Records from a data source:
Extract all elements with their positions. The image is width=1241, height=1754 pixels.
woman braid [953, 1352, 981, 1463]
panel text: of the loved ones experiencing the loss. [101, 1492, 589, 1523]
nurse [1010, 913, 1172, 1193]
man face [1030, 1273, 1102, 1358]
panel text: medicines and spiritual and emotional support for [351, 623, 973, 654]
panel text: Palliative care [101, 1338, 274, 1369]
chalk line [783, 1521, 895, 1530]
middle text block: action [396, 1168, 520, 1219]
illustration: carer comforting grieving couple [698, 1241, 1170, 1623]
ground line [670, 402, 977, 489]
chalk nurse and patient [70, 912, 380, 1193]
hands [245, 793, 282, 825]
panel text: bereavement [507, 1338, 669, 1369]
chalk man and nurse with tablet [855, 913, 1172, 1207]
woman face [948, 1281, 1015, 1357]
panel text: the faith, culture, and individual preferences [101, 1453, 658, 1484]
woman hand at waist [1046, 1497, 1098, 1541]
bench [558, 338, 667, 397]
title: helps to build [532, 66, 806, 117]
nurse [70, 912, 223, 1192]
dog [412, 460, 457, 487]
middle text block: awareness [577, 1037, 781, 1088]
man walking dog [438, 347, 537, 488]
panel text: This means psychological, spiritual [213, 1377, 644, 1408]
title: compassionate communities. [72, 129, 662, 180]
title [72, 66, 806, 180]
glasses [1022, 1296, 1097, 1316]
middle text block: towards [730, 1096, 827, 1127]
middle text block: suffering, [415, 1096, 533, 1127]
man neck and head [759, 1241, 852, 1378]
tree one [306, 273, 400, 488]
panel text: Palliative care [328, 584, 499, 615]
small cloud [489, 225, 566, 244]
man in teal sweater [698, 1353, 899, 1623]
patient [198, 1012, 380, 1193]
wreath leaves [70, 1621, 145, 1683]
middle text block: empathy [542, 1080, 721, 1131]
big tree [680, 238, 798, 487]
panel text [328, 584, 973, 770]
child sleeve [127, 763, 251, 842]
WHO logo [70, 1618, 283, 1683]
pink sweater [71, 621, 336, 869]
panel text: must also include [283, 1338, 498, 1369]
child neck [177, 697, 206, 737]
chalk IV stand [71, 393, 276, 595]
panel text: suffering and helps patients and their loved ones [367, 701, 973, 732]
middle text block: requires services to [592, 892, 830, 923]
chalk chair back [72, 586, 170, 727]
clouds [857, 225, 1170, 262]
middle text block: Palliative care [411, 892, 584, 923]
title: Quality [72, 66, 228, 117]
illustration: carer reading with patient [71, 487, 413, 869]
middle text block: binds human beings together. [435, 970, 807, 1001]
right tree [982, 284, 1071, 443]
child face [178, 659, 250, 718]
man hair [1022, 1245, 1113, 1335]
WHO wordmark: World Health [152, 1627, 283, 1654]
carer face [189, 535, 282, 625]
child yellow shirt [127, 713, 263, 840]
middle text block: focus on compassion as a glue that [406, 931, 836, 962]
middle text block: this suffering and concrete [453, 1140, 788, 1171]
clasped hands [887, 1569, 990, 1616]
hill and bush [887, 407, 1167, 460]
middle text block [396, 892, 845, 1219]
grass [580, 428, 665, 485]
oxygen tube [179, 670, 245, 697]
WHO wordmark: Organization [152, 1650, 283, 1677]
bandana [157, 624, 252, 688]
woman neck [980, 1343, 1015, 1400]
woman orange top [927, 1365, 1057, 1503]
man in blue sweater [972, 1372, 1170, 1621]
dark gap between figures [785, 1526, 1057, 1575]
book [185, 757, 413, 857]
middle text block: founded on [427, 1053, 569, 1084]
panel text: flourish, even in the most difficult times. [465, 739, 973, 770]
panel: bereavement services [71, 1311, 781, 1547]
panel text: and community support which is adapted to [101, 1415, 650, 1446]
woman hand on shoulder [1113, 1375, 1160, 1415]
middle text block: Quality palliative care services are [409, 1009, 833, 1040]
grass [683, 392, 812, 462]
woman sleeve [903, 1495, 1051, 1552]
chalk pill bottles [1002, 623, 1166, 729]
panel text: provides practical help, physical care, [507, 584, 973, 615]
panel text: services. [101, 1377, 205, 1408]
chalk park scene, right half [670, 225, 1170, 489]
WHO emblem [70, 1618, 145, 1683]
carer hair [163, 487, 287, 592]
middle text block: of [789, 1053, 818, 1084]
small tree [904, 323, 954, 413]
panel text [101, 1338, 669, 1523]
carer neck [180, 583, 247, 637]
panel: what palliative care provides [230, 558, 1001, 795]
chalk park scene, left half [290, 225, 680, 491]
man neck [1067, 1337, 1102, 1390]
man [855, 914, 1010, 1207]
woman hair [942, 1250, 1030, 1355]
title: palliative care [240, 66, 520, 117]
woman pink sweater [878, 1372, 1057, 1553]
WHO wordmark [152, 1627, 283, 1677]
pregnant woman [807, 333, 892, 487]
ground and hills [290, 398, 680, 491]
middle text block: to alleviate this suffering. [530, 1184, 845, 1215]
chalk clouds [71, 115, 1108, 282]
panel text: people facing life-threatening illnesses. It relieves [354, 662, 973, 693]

_Work request_. Please copy every line from the entries that includes the word "with".

_Solution_.
Extract all elements with their positions. The image is width=1241, height=1754 pixels.
chalk man and nurse with tablet [855, 913, 1172, 1207]
illustration: carer reading with patient [71, 487, 413, 869]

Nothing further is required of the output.